= Problem requirements =
Repeat the material below word for word and leave out all pictures.
-- Supplied data start --
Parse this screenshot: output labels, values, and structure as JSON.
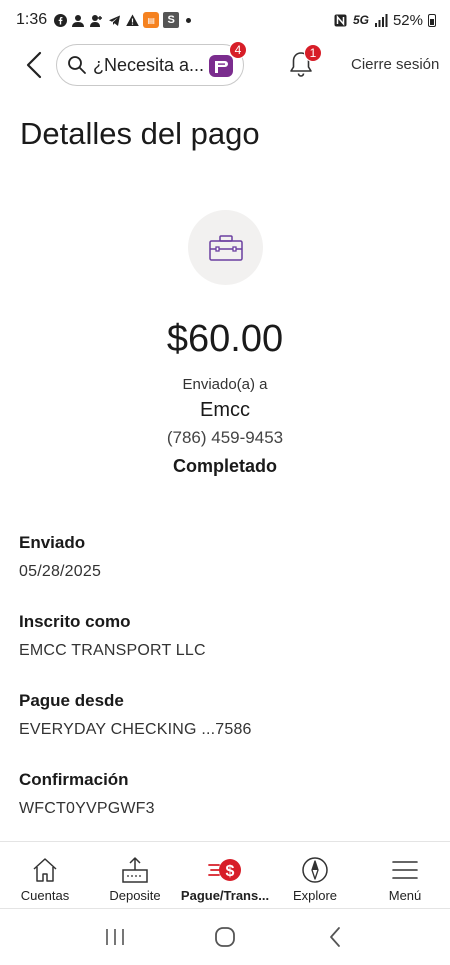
{
  "status_bar": {
    "time": "1:36",
    "network": "5G",
    "battery": "52%"
  },
  "header": {
    "search_placeholder": "¿Necesita a...",
    "assistant_badge": "4",
    "notification_badge": "1",
    "logout_label": "Cierre sesión"
  },
  "page": {
    "title": "Detalles del pago"
  },
  "payment": {
    "amount": "$60.00",
    "sent_to_label": "Enviado(a) a",
    "recipient": "Emcc",
    "phone": "(786) 459-9453",
    "status": "Completado"
  },
  "details": [
    {
      "label": "Enviado",
      "value": "05/28/2025"
    },
    {
      "label": "Inscrito como",
      "value": "EMCC TRANSPORT LLC"
    },
    {
      "label": "Pague desde",
      "value": "EVERYDAY CHECKING ...7586"
    },
    {
      "label": "Confirmación",
      "value": "WFCT0YVPGWF3"
    }
  ],
  "bottom_nav": {
    "items": [
      {
        "label": "Cuentas",
        "icon": "home-icon"
      },
      {
        "label": "Deposite",
        "icon": "deposit-icon"
      },
      {
        "label": "Pague/Trans...",
        "icon": "pay-transfer-icon"
      },
      {
        "label": "Explore",
        "icon": "compass-icon"
      },
      {
        "label": "Menú",
        "icon": "hamburger-menu-icon"
      }
    ]
  },
  "colors": {
    "brand_red": "#d71e28",
    "icon_purple": "#6b3fa0",
    "assistant_purple": "#7b2d8e"
  }
}
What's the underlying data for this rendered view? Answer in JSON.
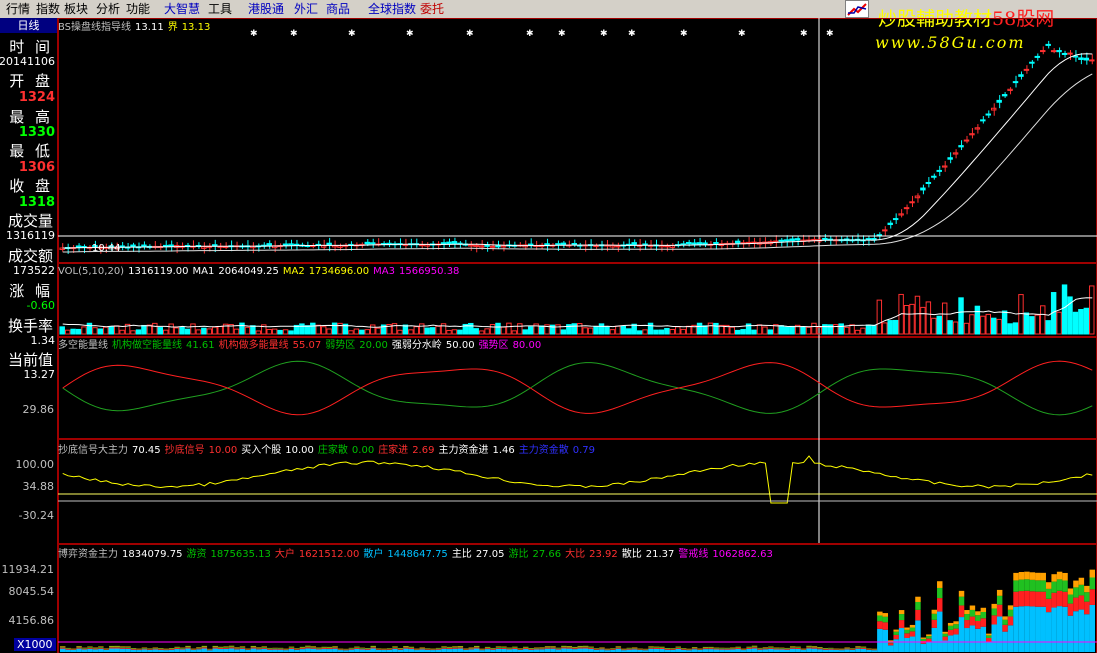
{
  "menu": [
    {
      "label": "行情",
      "color": "#000000"
    },
    {
      "label": "指数",
      "color": "#000000"
    },
    {
      "label": "板块",
      "color": "#000000"
    },
    {
      "label": "分析",
      "color": "#000000"
    },
    {
      "label": "功能",
      "color": "#000000"
    },
    {
      "label": "大智慧",
      "color": "#0000c0"
    },
    {
      "label": "工具",
      "color": "#000000"
    },
    {
      "label": "港股通",
      "color": "#0000c0"
    },
    {
      "label": "外汇",
      "color": "#0000c0"
    },
    {
      "label": "商品",
      "color": "#0000c0"
    },
    {
      "label": "全球指数",
      "color": "#0000c0"
    },
    {
      "label": "委托",
      "color": "#c00000"
    }
  ],
  "logo": {
    "line1_prefix": "炒股輔助教材",
    "line1_accent": "58股网",
    "line2": "www.58Gu.com"
  },
  "sidebar": {
    "period": "日线",
    "time_label": "时 间",
    "time_value": "20141106",
    "open_label": "开 盘",
    "open_value": "1324",
    "high_label": "最 高",
    "high_value": "1330",
    "low_label": "最 低",
    "low_value": "1306",
    "close_label": "收 盘",
    "close_value": "1318",
    "volume_label": "成交量",
    "volume_value": "1316119",
    "amount_label": "成交额",
    "amount_value": "173522",
    "change_label": "涨 幅",
    "change_value": "-0.60",
    "turnover_label": "换手率",
    "turnover_value": "1.34",
    "current_label": "当前值",
    "current_value": "13.27"
  },
  "price_panel": {
    "title": "BS操盘线指导线",
    "v1": "13.11",
    "v2_label": "界",
    "v2": "13.13",
    "low_marker": "10.44",
    "axis_labels": []
  },
  "volume_panel": {
    "legend": [
      {
        "text": "VOL(5,10,20)",
        "color": "#c0c0c0"
      },
      {
        "text": "1316119.00",
        "color": "#ffffff"
      },
      {
        "text": "MA1",
        "color": "#ffffff"
      },
      {
        "text": "2064049.25",
        "color": "#ffffff"
      },
      {
        "text": "MA2",
        "color": "#ffff00"
      },
      {
        "text": "1734696.00",
        "color": "#ffff00"
      },
      {
        "text": "MA3",
        "color": "#ff00ff"
      },
      {
        "text": "1566950.38",
        "color": "#ff00ff"
      }
    ]
  },
  "power_panel": {
    "legend": [
      {
        "text": "多空能量线",
        "color": "#c0c0c0"
      },
      {
        "text": "机构做空能量线",
        "color": "#00c000"
      },
      {
        "text": "41.61",
        "color": "#00c000"
      },
      {
        "text": "机构做多能量线",
        "color": "#ff3030"
      },
      {
        "text": "55.07",
        "color": "#ff3030"
      },
      {
        "text": "弱势区",
        "color": "#00c000"
      },
      {
        "text": "20.00",
        "color": "#00c000"
      },
      {
        "text": "强弱分水岭",
        "color": "#ffffff"
      },
      {
        "text": "50.00",
        "color": "#ffffff"
      },
      {
        "text": "强势区",
        "color": "#ff00ff"
      },
      {
        "text": "80.00",
        "color": "#ff00ff"
      }
    ],
    "axis_labels": [
      "29.86"
    ]
  },
  "bottom_signal_panel": {
    "legend": [
      {
        "text": "抄底信号大主力",
        "color": "#c0c0c0"
      },
      {
        "text": "70.45",
        "color": "#ffffff"
      },
      {
        "text": "抄底信号",
        "color": "#ff3030"
      },
      {
        "text": "10.00",
        "color": "#ff3030"
      },
      {
        "text": "买入个股",
        "color": "#ffffff"
      },
      {
        "text": "10.00",
        "color": "#ffffff"
      },
      {
        "text": "庄家散",
        "color": "#00c000"
      },
      {
        "text": "0.00",
        "color": "#00c000"
      },
      {
        "text": "庄家进",
        "color": "#ff3030"
      },
      {
        "text": "2.69",
        "color": "#ff3030"
      },
      {
        "text": "主力资金进",
        "color": "#ffffff"
      },
      {
        "text": "1.46",
        "color": "#ffffff"
      },
      {
        "text": "主力资金散",
        "color": "#3030ff"
      },
      {
        "text": "0.79",
        "color": "#3030ff"
      }
    ],
    "axis_labels": [
      "100.00",
      "34.88",
      "-30.24"
    ]
  },
  "capital_panel": {
    "legend": [
      {
        "text": "博弈资金主力",
        "color": "#c0c0c0"
      },
      {
        "text": "1834079.75",
        "color": "#ffffff"
      },
      {
        "text": "游资",
        "color": "#00c000"
      },
      {
        "text": "1875635.13",
        "color": "#00c000"
      },
      {
        "text": "大户",
        "color": "#ff3030"
      },
      {
        "text": "1621512.00",
        "color": "#ff3030"
      },
      {
        "text": "散户",
        "color": "#00c0ff"
      },
      {
        "text": "1448647.75",
        "color": "#00c0ff"
      },
      {
        "text": "主比",
        "color": "#ffffff"
      },
      {
        "text": "27.05",
        "color": "#ffffff"
      },
      {
        "text": "游比",
        "color": "#00c000"
      },
      {
        "text": "27.66",
        "color": "#00c000"
      },
      {
        "text": "大比",
        "color": "#ff3030"
      },
      {
        "text": "23.92",
        "color": "#ff3030"
      },
      {
        "text": "散比",
        "color": "#ffffff"
      },
      {
        "text": "21.37",
        "color": "#ffffff"
      },
      {
        "text": "警戒线",
        "color": "#ff00ff"
      },
      {
        "text": "1062862.63",
        "color": "#ff00ff"
      }
    ],
    "axis_labels": [
      "11934.21",
      "8045.54",
      "4156.86"
    ],
    "unit": "X1000"
  },
  "colors": {
    "up": "#ff3030",
    "down": "#00ffff",
    "ma_white": "#ffffff",
    "ma_yellow": "#ffff00",
    "grid": "#a00000",
    "cursor": "#ffffff"
  },
  "chart_data": {
    "type": "candlestick",
    "price_axis_ticks": [],
    "selected_bar": {
      "date": "20141106",
      "open": 1324,
      "high": 1330,
      "low": 1306,
      "close": 1318,
      "volume": 1316119
    }
  }
}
-- Supplied data end --
= Written reply =
Parse this screenshot: output labels, values, and structure as JSON.
{
  "status_bar": {
    "time": "1:36",
    "network": "5G",
    "battery": "52%"
  },
  "header": {
    "search_placeholder": "¿Necesita a...",
    "assistant_badge": "4",
    "notification_badge": "1",
    "logout_label": "Cierre sesión"
  },
  "page": {
    "title": "Detalles del pago"
  },
  "payment": {
    "amount": "$60.00",
    "sent_to_label": "Enviado(a) a",
    "recipient": "Emcc",
    "phone": "(786) 459-9453",
    "status": "Completado"
  },
  "details": [
    {
      "label": "Enviado",
      "value": "05/28/2025"
    },
    {
      "label": "Inscrito como",
      "value": "EMCC TRANSPORT LLC"
    },
    {
      "label": "Pague desde",
      "value": "EVERYDAY CHECKING ...7586"
    },
    {
      "label": "Confirmación",
      "value": "WFCT0YVPGWF3"
    }
  ],
  "bottom_nav": {
    "items": [
      {
        "label": "Cuentas",
        "icon": "home-icon"
      },
      {
        "label": "Deposite",
        "icon": "deposit-icon"
      },
      {
        "label": "Pague/Trans...",
        "icon": "pay-transfer-icon"
      },
      {
        "label": "Explore",
        "icon": "compass-icon"
      },
      {
        "label": "Menú",
        "icon": "hamburger-menu-icon"
      }
    ]
  },
  "colors": {
    "brand_red": "#d71e28",
    "icon_purple": "#6b3fa0",
    "assistant_purple": "#7b2d8e"
  }
}
What's the underlying data for this rendered view? Answer in JSON.
{
  "menu": [
    {
      "label": "行情",
      "color": "#000000"
    },
    {
      "label": "指数",
      "color": "#000000"
    },
    {
      "label": "板块",
      "color": "#000000"
    },
    {
      "label": "分析",
      "color": "#000000"
    },
    {
      "label": "功能",
      "color": "#000000"
    },
    {
      "label": "大智慧",
      "color": "#0000c0"
    },
    {
      "label": "工具",
      "color": "#000000"
    },
    {
      "label": "港股通",
      "color": "#0000c0"
    },
    {
      "label": "外汇",
      "color": "#0000c0"
    },
    {
      "label": "商品",
      "color": "#0000c0"
    },
    {
      "label": "全球指数",
      "color": "#0000c0"
    },
    {
      "label": "委托",
      "color": "#c00000"
    }
  ],
  "logo": {
    "line1_prefix": "炒股輔助教材",
    "line1_accent": "58股网",
    "line2": "www.58Gu.com"
  },
  "sidebar": {
    "period": "日线",
    "time_label": "时 间",
    "time_value": "20141106",
    "open_label": "开 盘",
    "open_value": "1324",
    "high_label": "最 高",
    "high_value": "1330",
    "low_label": "最 低",
    "low_value": "1306",
    "close_label": "收 盘",
    "close_value": "1318",
    "volume_label": "成交量",
    "volume_value": "1316119",
    "amount_label": "成交额",
    "amount_value": "173522",
    "change_label": "涨 幅",
    "change_value": "-0.60",
    "turnover_label": "换手率",
    "turnover_value": "1.34",
    "current_label": "当前值",
    "current_value": "13.27"
  },
  "price_panel": {
    "title": "BS操盘线指导线",
    "v1": "13.11",
    "v2_label": "界",
    "v2": "13.13",
    "low_marker": "10.44",
    "axis_labels": []
  },
  "volume_panel": {
    "legend": [
      {
        "text": "VOL(5,10,20)",
        "color": "#c0c0c0"
      },
      {
        "text": "1316119.00",
        "color": "#ffffff"
      },
      {
        "text": "MA1",
        "color": "#ffffff"
      },
      {
        "text": "2064049.25",
        "color": "#ffffff"
      },
      {
        "text": "MA2",
        "color": "#ffff00"
      },
      {
        "text": "1734696.00",
        "color": "#ffff00"
      },
      {
        "text": "MA3",
        "color": "#ff00ff"
      },
      {
        "text": "1566950.38",
        "color": "#ff00ff"
      }
    ]
  },
  "power_panel": {
    "legend": [
      {
        "text": "多空能量线",
        "color": "#c0c0c0"
      },
      {
        "text": "机构做空能量线",
        "color": "#00c000"
      },
      {
        "text": "41.61",
        "color": "#00c000"
      },
      {
        "text": "机构做多能量线",
        "color": "#ff3030"
      },
      {
        "text": "55.07",
        "color": "#ff3030"
      },
      {
        "text": "弱势区",
        "color": "#00c000"
      },
      {
        "text": "20.00",
        "color": "#00c000"
      },
      {
        "text": "强弱分水岭",
        "color": "#ffffff"
      },
      {
        "text": "50.00",
        "color": "#ffffff"
      },
      {
        "text": "强势区",
        "color": "#ff00ff"
      },
      {
        "text": "80.00",
        "color": "#ff00ff"
      }
    ],
    "axis_labels": [
      "29.86"
    ]
  },
  "bottom_signal_panel": {
    "legend": [
      {
        "text": "抄底信号大主力",
        "color": "#c0c0c0"
      },
      {
        "text": "70.45",
        "color": "#ffffff"
      },
      {
        "text": "抄底信号",
        "color": "#ff3030"
      },
      {
        "text": "10.00",
        "color": "#ff3030"
      },
      {
        "text": "买入个股",
        "color": "#ffffff"
      },
      {
        "text": "10.00",
        "color": "#ffffff"
      },
      {
        "text": "庄家散",
        "color": "#00c000"
      },
      {
        "text": "0.00",
        "color": "#00c000"
      },
      {
        "text": "庄家进",
        "color": "#ff3030"
      },
      {
        "text": "2.69",
        "color": "#ff3030"
      },
      {
        "text": "主力资金进",
        "color": "#ffffff"
      },
      {
        "text": "1.46",
        "color": "#ffffff"
      },
      {
        "text": "主力资金散",
        "color": "#3030ff"
      },
      {
        "text": "0.79",
        "color": "#3030ff"
      }
    ],
    "axis_labels": [
      "100.00",
      "34.88",
      "-30.24"
    ]
  },
  "capital_panel": {
    "legend": [
      {
        "text": "博弈资金主力",
        "color": "#c0c0c0"
      },
      {
        "text": "1834079.75",
        "color": "#ffffff"
      },
      {
        "text": "游资",
        "color": "#00c000"
      },
      {
        "text": "1875635.13",
        "color": "#00c000"
      },
      {
        "text": "大户",
        "color": "#ff3030"
      },
      {
        "text": "1621512.00",
        "color": "#ff3030"
      },
      {
        "text": "散户",
        "color": "#00c0ff"
      },
      {
        "text": "1448647.75",
        "color": "#00c0ff"
      },
      {
        "text": "主比",
        "color": "#ffffff"
      },
      {
        "text": "27.05",
        "color": "#ffffff"
      },
      {
        "text": "游比",
        "color": "#00c000"
      },
      {
        "text": "27.66",
        "color": "#00c000"
      },
      {
        "text": "大比",
        "color": "#ff3030"
      },
      {
        "text": "23.92",
        "color": "#ff3030"
      },
      {
        "text": "散比",
        "color": "#ffffff"
      },
      {
        "text": "21.37",
        "color": "#ffffff"
      },
      {
        "text": "警戒线",
        "color": "#ff00ff"
      },
      {
        "text": "1062862.63",
        "color": "#ff00ff"
      }
    ],
    "axis_labels": [
      "11934.21",
      "8045.54",
      "4156.86"
    ],
    "unit": "X1000"
  },
  "colors": {
    "up": "#ff3030",
    "down": "#00ffff",
    "ma_white": "#ffffff",
    "ma_yellow": "#ffff00",
    "grid": "#a00000",
    "cursor": "#ffffff"
  },
  "chart_data": {
    "type": "candlestick",
    "price_axis_ticks": [],
    "selected_bar": {
      "date": "20141106",
      "open": 1324,
      "high": 1330,
      "low": 1306,
      "close": 1318,
      "volume": 1316119
    }
  }
}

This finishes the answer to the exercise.